-------- Data lines --------

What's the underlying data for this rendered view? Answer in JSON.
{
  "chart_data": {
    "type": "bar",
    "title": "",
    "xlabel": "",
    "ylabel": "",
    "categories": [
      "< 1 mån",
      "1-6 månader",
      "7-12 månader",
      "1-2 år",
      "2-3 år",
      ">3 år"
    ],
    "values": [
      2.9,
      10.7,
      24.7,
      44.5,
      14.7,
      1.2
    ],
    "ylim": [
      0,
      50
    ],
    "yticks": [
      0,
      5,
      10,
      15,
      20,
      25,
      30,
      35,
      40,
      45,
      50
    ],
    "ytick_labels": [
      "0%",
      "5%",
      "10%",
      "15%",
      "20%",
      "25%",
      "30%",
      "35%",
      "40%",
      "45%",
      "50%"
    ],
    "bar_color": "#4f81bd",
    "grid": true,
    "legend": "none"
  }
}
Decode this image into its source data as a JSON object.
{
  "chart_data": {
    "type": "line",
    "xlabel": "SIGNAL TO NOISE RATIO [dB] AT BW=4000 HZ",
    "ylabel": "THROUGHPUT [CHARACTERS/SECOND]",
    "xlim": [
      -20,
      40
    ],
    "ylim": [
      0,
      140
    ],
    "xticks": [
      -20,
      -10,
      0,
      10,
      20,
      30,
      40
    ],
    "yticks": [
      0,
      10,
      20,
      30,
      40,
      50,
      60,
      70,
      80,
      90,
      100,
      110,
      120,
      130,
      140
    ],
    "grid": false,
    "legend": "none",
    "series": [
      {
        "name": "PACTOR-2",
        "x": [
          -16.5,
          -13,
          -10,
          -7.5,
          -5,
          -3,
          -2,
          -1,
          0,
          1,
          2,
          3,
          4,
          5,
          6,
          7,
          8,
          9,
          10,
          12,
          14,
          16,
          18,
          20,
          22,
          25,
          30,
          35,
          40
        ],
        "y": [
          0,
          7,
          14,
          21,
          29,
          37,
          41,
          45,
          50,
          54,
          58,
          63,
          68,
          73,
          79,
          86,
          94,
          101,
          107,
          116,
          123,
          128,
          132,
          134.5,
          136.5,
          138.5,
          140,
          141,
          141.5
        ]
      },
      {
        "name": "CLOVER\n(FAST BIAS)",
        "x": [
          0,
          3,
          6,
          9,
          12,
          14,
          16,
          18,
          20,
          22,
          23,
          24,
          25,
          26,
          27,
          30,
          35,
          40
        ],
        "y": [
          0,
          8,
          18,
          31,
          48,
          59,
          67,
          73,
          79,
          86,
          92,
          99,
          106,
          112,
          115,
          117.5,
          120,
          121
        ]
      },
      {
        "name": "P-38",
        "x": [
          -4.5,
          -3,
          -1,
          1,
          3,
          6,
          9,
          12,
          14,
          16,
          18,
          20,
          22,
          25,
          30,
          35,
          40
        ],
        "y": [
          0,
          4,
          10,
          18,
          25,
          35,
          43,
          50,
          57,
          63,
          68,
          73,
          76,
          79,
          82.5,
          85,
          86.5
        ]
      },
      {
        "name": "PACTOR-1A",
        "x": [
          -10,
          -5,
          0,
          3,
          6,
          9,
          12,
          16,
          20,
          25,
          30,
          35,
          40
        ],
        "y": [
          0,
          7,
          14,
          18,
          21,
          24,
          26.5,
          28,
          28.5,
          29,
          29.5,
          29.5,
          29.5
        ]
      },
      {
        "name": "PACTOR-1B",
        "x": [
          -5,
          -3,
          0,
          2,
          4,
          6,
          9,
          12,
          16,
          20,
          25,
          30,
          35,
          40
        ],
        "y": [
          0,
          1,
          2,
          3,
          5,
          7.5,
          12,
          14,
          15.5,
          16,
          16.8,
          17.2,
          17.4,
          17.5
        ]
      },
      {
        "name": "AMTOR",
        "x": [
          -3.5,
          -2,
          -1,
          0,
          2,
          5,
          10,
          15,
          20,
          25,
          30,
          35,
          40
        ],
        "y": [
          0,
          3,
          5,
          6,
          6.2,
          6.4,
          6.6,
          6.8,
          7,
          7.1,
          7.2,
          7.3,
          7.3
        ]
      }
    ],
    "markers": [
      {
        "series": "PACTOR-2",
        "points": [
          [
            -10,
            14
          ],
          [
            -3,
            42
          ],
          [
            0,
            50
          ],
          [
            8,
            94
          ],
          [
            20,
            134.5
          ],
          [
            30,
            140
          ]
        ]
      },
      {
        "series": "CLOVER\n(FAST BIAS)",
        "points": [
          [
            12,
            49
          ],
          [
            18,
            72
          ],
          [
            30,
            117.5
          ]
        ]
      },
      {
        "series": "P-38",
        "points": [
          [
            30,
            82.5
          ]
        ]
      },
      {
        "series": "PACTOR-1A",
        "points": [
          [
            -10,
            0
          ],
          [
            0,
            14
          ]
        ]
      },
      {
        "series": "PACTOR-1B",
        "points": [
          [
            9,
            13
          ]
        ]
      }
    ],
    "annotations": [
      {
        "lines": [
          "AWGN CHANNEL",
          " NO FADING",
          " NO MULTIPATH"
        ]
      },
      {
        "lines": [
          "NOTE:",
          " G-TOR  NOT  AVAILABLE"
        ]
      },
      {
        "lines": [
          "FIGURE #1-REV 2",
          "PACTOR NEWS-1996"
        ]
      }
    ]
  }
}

--------

Short exercise
Transcribe all of the material exactly. Omit nothing.

Reply to the exercise
What's the underlying data for this rendered view? Answer in JSON.
{
  "chart_data": {
    "type": "bar",
    "title": "",
    "xlabel": "",
    "ylabel": "",
    "categories": [
      "< 1 mån",
      "1-6 månader",
      "7-12 månader",
      "1-2 år",
      "2-3 år",
      ">3 år"
    ],
    "values": [
      2.9,
      10.7,
      24.7,
      44.5,
      14.7,
      1.2
    ],
    "ylim": [
      0,
      50
    ],
    "yticks": [
      0,
      5,
      10,
      15,
      20,
      25,
      30,
      35,
      40,
      45,
      50
    ],
    "ytick_labels": [
      "0%",
      "5%",
      "10%",
      "15%",
      "20%",
      "25%",
      "30%",
      "35%",
      "40%",
      "45%",
      "50%"
    ],
    "bar_color": "#4f81bd",
    "grid": true,
    "legend": "none"
  }
}
Decode this image into its source data as a JSON object.
{
  "chart_data": {
    "type": "line",
    "xlabel": "SIGNAL TO NOISE RATIO [dB] AT BW=4000 HZ",
    "ylabel": "THROUGHPUT [CHARACTERS/SECOND]",
    "xlim": [
      -20,
      40
    ],
    "ylim": [
      0,
      140
    ],
    "xticks": [
      -20,
      -10,
      0,
      10,
      20,
      30,
      40
    ],
    "yticks": [
      0,
      10,
      20,
      30,
      40,
      50,
      60,
      70,
      80,
      90,
      100,
      110,
      120,
      130,
      140
    ],
    "grid": false,
    "legend": "none",
    "series": [
      {
        "name": "PACTOR-2",
        "x": [
          -16.5,
          -13,
          -10,
          -7.5,
          -5,
          -3,
          -2,
          -1,
          0,
          1,
          2,
          3,
          4,
          5,
          6,
          7,
          8,
          9,
          10,
          12,
          14,
          16,
          18,
          20,
          22,
          25,
          30,
          35,
          40
        ],
        "y": [
          0,
          7,
          14,
          21,
          29,
          37,
          41,
          45,
          50,
          54,
          58,
          63,
          68,
          73,
          79,
          86,
          94,
          101,
          107,
          116,
          123,
          128,
          132,
          134.5,
          136.5,
          138.5,
          140,
          141,
          141.5
        ]
      },
      {
        "name": "CLOVER\n(FAST BIAS)",
        "x": [
          0,
          3,
          6,
          9,
          12,
          14,
          16,
          18,
          20,
          22,
          23,
          24,
          25,
          26,
          27,
          30,
          35,
          40
        ],
        "y": [
          0,
          8,
          18,
          31,
          48,
          59,
          67,
          73,
          79,
          86,
          92,
          99,
          106,
          112,
          115,
          117.5,
          120,
          121
        ]
      },
      {
        "name": "P-38",
        "x": [
          -4.5,
          -3,
          -1,
          1,
          3,
          6,
          9,
          12,
          14,
          16,
          18,
          20,
          22,
          25,
          30,
          35,
          40
        ],
        "y": [
          0,
          4,
          10,
          18,
          25,
          35,
          43,
          50,
          57,
          63,
          68,
          73,
          76,
          79,
          82.5,
          85,
          86.5
        ]
      },
      {
        "name": "PACTOR-1A",
        "x": [
          -10,
          -5,
          0,
          3,
          6,
          9,
          12,
          16,
          20,
          25,
          30,
          35,
          40
        ],
        "y": [
          0,
          7,
          14,
          18,
          21,
          24,
          26.5,
          28,
          28.5,
          29,
          29.5,
          29.5,
          29.5
        ]
      },
      {
        "name": "PACTOR-1B",
        "x": [
          -5,
          -3,
          0,
          2,
          4,
          6,
          9,
          12,
          16,
          20,
          25,
          30,
          35,
          40
        ],
        "y": [
          0,
          1,
          2,
          3,
          5,
          7.5,
          12,
          14,
          15.5,
          16,
          16.8,
          17.2,
          17.4,
          17.5
        ]
      },
      {
        "name": "AMTOR",
        "x": [
          -3.5,
          -2,
          -1,
          0,
          2,
          5,
          10,
          15,
          20,
          25,
          30,
          35,
          40
        ],
        "y": [
          0,
          3,
          5,
          6,
          6.2,
          6.4,
          6.6,
          6.8,
          7,
          7.1,
          7.2,
          7.3,
          7.3
        ]
      }
    ],
    "markers": [
      {
        "series": "PACTOR-2",
        "points": [
          [
            -10,
            14
          ],
          [
            -3,
            42
          ],
          [
            0,
            50
          ],
          [
            8,
            94
          ],
          [
            20,
            134.5
          ],
          [
            30,
            140
          ]
        ]
      },
      {
        "series": "CLOVER\n(FAST BIAS)",
        "points": [
          [
            12,
            49
          ],
          [
            18,
            72
          ],
          [
            30,
            117.5
          ]
        ]
      },
      {
        "series": "P-38",
        "points": [
          [
            30,
            82.5
          ]
        ]
      },
      {
        "series": "PACTOR-1A",
        "points": [
          [
            -10,
            0
          ],
          [
            0,
            14
          ]
        ]
      },
      {
        "series": "PACTOR-1B",
        "points": [
          [
            9,
            13
          ]
        ]
      }
    ],
    "annotations": [
      {
        "lines": [
          "AWGN CHANNEL",
          " NO FADING",
          " NO MULTIPATH"
        ]
      },
      {
        "lines": [
          "NOTE:",
          " G-TOR  NOT  AVAILABLE"
        ]
      },
      {
        "lines": [
          "FIGURE #1-REV 2",
          "PACTOR NEWS-1996"
        ]
      }
    ]
  }
}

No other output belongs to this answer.